A run of records

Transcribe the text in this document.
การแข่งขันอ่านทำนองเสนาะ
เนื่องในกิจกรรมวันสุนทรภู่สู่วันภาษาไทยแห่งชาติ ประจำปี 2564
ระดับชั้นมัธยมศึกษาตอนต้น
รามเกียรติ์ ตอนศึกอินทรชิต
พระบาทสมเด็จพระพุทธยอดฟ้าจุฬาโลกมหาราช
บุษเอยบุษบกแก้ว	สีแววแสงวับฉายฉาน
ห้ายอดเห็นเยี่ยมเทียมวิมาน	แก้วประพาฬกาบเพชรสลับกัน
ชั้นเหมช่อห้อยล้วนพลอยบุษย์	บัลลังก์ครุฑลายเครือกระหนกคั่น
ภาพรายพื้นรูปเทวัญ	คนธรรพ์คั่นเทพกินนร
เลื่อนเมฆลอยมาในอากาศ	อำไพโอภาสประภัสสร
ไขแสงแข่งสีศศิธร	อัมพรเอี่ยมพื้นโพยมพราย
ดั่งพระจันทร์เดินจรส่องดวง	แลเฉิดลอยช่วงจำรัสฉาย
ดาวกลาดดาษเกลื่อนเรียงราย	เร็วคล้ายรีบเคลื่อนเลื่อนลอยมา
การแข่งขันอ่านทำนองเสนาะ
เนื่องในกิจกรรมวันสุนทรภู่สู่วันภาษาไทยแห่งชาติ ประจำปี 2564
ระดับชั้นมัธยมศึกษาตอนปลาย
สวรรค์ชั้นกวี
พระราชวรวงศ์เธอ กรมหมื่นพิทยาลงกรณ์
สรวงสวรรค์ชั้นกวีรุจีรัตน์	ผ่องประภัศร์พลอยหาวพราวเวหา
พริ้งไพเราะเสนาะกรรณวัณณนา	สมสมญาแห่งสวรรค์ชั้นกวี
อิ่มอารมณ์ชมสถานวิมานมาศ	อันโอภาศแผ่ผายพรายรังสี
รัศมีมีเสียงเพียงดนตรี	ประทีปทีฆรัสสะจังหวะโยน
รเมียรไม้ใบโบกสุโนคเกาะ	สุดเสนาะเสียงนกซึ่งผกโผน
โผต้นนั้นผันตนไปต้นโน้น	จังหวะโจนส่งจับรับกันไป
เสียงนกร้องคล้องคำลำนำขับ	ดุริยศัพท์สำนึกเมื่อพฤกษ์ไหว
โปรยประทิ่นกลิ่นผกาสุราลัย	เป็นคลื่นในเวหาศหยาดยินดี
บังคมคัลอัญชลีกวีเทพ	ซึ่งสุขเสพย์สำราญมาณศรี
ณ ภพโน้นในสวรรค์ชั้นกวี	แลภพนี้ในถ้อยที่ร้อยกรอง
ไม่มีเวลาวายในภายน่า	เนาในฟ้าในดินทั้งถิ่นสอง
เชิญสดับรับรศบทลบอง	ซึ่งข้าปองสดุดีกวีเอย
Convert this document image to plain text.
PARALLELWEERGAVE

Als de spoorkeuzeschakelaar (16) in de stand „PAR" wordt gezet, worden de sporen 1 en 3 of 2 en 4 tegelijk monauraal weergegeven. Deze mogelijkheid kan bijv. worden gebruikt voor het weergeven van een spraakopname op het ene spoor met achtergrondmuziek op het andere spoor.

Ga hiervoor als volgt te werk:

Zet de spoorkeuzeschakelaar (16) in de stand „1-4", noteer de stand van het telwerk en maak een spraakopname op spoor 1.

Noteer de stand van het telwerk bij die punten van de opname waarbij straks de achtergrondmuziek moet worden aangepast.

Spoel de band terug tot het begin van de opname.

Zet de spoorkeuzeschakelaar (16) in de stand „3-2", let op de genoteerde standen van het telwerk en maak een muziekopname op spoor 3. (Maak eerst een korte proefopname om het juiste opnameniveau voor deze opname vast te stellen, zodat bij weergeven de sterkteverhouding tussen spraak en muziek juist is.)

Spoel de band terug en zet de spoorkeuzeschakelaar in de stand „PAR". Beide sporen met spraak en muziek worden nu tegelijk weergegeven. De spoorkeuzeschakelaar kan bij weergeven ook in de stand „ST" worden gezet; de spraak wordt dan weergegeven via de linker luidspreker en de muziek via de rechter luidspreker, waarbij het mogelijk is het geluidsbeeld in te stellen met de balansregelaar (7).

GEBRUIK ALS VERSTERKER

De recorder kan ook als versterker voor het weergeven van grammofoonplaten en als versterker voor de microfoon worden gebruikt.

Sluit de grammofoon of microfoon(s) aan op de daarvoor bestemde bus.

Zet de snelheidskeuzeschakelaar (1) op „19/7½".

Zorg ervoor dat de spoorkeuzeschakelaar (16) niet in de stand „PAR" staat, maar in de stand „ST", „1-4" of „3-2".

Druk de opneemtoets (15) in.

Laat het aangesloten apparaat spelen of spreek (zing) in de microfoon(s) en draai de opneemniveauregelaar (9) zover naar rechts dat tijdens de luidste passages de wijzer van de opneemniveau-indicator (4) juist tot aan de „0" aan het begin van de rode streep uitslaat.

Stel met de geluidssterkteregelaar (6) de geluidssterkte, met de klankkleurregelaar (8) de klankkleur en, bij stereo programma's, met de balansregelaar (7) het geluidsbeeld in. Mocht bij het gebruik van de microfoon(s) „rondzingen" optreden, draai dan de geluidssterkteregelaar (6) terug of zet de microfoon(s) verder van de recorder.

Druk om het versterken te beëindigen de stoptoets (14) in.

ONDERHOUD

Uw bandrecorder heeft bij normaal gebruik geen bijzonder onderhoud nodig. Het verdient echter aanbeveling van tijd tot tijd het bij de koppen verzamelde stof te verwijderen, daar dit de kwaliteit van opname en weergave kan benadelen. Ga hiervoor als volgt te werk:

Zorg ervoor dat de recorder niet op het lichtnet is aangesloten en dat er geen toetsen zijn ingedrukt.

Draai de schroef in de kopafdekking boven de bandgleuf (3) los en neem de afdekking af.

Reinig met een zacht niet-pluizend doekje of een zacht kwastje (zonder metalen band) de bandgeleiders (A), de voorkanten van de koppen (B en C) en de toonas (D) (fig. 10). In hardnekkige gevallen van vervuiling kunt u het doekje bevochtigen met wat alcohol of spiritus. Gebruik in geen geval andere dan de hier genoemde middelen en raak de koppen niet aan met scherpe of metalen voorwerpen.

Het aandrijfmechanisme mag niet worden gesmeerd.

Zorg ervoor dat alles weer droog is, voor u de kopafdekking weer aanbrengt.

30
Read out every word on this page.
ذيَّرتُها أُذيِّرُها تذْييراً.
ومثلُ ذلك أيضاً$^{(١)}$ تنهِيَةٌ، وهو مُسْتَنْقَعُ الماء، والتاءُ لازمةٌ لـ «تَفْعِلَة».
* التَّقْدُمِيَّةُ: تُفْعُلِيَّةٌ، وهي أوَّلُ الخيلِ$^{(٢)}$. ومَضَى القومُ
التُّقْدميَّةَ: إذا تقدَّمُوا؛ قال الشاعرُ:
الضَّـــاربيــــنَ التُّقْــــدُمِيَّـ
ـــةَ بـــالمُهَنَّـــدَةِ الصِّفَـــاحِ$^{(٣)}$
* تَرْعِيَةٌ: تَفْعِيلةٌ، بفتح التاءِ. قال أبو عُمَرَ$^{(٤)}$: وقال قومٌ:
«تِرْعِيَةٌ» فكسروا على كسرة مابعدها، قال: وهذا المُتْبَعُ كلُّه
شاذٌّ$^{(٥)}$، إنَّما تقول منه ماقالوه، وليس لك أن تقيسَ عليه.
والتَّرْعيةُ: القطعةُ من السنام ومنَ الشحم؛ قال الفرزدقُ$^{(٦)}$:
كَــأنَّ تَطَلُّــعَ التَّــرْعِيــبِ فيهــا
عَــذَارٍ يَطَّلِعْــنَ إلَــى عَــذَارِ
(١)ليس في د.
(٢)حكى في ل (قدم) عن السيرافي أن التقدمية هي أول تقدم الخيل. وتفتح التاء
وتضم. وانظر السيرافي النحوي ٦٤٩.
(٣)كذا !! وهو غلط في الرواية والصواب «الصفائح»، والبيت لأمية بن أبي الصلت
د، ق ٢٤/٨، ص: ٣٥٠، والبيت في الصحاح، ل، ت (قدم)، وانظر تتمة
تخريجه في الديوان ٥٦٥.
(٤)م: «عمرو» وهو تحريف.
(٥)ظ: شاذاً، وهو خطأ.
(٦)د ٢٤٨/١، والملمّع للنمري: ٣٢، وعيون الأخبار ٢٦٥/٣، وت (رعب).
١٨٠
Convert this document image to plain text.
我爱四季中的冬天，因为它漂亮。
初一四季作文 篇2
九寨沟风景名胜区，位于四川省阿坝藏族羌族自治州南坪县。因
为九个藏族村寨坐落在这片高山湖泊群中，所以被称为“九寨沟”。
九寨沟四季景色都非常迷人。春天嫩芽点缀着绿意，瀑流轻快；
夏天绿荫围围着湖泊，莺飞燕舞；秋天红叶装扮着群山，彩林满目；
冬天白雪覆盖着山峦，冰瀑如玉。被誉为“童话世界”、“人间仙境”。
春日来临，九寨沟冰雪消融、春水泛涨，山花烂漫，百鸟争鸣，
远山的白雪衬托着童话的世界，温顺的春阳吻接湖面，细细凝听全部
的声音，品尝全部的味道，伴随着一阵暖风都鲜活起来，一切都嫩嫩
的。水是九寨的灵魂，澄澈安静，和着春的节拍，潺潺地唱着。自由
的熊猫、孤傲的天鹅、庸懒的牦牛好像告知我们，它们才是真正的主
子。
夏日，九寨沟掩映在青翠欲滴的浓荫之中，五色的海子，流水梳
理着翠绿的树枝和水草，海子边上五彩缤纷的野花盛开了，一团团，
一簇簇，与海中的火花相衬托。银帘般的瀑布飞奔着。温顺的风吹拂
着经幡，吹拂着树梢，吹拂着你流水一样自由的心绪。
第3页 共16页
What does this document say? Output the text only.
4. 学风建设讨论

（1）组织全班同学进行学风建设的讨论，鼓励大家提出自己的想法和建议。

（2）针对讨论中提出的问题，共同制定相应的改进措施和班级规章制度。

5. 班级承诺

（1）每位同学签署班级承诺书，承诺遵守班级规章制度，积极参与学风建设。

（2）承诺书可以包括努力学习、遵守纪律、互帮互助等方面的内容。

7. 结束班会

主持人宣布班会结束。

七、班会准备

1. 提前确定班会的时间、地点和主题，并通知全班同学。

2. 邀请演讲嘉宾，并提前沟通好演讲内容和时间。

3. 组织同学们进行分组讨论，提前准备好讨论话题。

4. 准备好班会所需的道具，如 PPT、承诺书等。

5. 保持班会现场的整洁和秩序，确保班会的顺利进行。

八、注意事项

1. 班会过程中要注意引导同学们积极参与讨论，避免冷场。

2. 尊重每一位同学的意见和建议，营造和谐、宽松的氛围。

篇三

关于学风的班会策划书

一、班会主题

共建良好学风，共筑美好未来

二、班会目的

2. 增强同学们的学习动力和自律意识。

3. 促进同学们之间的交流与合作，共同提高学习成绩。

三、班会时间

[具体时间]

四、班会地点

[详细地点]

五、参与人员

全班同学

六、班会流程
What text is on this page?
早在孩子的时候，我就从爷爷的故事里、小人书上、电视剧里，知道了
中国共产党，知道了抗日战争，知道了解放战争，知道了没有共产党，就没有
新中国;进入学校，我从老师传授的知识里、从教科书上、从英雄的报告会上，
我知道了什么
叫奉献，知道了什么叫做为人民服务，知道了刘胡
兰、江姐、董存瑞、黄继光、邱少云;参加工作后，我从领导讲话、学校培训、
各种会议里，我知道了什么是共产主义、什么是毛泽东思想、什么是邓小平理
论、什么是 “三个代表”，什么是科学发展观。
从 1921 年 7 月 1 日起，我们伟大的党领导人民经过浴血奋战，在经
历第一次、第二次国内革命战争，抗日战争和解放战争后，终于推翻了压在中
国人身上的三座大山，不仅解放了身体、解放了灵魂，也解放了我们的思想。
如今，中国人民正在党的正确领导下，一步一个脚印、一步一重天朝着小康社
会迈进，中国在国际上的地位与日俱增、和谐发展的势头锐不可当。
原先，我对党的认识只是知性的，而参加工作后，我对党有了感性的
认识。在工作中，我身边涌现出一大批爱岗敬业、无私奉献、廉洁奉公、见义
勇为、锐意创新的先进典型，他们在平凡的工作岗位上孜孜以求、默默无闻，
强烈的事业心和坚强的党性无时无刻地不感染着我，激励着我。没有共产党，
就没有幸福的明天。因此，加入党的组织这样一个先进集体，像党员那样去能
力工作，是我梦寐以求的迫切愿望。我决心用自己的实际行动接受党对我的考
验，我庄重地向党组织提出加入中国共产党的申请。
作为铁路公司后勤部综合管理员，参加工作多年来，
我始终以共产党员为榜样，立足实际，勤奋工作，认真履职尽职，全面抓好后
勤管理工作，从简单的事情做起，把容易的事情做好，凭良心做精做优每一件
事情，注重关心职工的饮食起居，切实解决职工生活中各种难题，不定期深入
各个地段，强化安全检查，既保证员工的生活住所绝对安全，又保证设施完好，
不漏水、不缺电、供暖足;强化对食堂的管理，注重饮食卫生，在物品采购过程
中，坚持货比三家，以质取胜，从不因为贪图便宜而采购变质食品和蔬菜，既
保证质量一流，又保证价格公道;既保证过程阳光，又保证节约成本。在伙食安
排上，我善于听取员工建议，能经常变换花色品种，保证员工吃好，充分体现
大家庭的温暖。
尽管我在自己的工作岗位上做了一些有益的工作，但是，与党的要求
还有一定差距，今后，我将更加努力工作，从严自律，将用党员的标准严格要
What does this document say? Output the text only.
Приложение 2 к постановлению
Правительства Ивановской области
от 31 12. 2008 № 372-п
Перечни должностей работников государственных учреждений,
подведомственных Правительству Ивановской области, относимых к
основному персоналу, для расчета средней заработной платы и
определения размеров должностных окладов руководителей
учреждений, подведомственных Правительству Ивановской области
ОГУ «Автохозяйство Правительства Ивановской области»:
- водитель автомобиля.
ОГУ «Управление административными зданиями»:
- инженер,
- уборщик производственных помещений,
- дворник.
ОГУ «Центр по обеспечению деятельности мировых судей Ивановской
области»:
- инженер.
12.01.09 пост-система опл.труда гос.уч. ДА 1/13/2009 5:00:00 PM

● **THE PROBLEM**:
Pull out all lines in the data above that include "Правительства".

● **WRITTEN SOLUTION**:
Правительства Ивановской области
ОГУ «Автохозяйство Правительства Ивановской области»:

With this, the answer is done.